> Short task: Tell me how many lines hold "type", please, using only the number.

[Records]
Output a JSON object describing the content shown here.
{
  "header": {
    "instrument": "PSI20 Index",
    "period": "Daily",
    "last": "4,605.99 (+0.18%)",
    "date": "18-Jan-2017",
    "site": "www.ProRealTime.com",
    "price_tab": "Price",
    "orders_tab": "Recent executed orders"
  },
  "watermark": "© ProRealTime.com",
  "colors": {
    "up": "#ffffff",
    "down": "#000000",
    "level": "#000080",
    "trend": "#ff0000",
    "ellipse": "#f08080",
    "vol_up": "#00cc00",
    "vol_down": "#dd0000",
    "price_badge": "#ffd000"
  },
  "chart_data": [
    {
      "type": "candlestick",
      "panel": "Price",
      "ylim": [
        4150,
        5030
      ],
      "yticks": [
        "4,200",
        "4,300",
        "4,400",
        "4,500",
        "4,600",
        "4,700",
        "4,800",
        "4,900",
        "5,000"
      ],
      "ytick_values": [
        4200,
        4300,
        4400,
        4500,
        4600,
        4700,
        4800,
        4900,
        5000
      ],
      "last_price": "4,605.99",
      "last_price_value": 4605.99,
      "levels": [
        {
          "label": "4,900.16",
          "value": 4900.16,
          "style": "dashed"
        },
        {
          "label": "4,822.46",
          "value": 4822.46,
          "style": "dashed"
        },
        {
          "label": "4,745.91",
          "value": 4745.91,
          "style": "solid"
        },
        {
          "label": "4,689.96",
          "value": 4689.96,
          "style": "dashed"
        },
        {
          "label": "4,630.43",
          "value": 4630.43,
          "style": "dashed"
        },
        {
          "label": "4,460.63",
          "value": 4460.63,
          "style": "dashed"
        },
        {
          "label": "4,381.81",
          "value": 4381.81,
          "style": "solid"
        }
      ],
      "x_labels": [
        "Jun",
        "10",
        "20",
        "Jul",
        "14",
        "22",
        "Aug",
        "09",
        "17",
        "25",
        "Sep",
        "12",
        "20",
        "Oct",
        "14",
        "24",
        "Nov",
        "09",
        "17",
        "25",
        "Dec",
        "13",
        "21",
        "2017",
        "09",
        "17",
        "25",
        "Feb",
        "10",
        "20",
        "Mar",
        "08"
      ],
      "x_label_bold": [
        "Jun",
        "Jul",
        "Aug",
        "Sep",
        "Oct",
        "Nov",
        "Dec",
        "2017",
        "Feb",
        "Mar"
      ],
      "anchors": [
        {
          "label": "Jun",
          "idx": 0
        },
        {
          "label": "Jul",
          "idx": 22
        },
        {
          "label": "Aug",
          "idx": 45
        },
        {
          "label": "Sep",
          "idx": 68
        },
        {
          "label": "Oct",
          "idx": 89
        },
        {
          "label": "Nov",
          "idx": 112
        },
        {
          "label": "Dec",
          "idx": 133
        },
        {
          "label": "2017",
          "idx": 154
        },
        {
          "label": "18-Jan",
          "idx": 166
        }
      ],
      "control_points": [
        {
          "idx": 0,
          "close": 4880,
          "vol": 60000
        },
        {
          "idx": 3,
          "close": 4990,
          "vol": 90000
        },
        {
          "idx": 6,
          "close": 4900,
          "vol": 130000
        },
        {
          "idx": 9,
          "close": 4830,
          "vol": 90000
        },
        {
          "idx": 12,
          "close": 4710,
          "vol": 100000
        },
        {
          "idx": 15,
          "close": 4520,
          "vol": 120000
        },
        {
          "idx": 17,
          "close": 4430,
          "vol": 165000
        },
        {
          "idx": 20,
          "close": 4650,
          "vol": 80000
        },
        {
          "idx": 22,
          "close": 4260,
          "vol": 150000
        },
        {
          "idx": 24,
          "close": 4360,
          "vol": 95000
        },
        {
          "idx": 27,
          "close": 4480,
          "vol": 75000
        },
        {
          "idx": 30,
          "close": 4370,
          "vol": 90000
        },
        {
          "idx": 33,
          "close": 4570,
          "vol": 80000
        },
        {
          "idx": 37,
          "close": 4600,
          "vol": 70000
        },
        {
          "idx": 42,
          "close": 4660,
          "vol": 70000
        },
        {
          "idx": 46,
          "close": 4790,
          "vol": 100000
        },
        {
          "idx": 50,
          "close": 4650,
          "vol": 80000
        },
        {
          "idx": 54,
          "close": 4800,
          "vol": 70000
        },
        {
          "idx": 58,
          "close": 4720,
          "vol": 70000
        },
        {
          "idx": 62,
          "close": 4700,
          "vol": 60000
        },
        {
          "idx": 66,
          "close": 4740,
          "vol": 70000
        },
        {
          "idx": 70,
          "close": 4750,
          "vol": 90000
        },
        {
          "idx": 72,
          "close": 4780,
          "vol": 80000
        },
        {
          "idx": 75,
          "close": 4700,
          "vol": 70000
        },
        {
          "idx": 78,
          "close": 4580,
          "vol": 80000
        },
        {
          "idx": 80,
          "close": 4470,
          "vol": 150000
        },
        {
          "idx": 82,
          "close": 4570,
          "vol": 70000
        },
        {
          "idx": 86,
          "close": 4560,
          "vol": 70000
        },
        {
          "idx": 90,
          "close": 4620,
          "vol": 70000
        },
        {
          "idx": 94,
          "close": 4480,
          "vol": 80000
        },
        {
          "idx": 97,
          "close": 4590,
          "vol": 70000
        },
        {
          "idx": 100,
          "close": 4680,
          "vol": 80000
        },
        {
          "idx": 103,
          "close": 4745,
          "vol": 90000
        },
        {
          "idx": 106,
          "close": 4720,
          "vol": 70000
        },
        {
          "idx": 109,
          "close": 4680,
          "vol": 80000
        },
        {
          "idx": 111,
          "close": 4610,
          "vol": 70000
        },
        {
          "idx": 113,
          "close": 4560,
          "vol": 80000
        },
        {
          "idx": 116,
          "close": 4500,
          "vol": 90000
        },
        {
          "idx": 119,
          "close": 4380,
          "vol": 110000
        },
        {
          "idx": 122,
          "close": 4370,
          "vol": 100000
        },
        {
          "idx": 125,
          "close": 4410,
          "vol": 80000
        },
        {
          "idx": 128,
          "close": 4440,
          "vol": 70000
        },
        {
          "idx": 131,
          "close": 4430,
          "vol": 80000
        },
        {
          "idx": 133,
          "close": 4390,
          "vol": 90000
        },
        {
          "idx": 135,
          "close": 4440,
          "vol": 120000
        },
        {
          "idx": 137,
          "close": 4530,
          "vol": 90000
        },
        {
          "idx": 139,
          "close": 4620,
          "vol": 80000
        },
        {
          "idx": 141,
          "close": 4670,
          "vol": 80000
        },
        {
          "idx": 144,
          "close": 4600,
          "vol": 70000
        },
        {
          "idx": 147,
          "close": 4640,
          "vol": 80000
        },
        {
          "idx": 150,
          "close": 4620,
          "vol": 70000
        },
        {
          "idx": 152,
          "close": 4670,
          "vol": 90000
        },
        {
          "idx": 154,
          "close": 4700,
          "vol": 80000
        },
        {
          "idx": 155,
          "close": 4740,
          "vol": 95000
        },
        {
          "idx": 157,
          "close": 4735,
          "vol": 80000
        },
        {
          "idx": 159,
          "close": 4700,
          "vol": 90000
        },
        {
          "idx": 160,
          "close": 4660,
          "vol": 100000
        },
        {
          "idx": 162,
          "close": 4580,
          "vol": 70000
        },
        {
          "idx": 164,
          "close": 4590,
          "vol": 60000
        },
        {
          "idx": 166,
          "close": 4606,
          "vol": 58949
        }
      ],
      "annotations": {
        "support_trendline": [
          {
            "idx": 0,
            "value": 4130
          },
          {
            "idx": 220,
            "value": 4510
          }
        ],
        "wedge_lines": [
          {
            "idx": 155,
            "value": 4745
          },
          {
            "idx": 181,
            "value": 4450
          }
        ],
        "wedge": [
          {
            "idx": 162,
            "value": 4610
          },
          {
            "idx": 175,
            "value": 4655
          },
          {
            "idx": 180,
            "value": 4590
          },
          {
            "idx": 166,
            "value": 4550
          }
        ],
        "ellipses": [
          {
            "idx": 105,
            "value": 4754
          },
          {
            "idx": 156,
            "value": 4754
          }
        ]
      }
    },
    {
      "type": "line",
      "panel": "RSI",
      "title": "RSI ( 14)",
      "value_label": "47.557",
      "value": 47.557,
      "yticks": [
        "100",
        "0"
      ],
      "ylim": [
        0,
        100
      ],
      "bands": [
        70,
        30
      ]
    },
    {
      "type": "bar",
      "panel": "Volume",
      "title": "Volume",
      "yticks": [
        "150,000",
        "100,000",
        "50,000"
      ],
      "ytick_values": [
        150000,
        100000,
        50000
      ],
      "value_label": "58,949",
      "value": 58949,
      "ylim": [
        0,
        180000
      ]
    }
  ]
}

> Result of the task: 3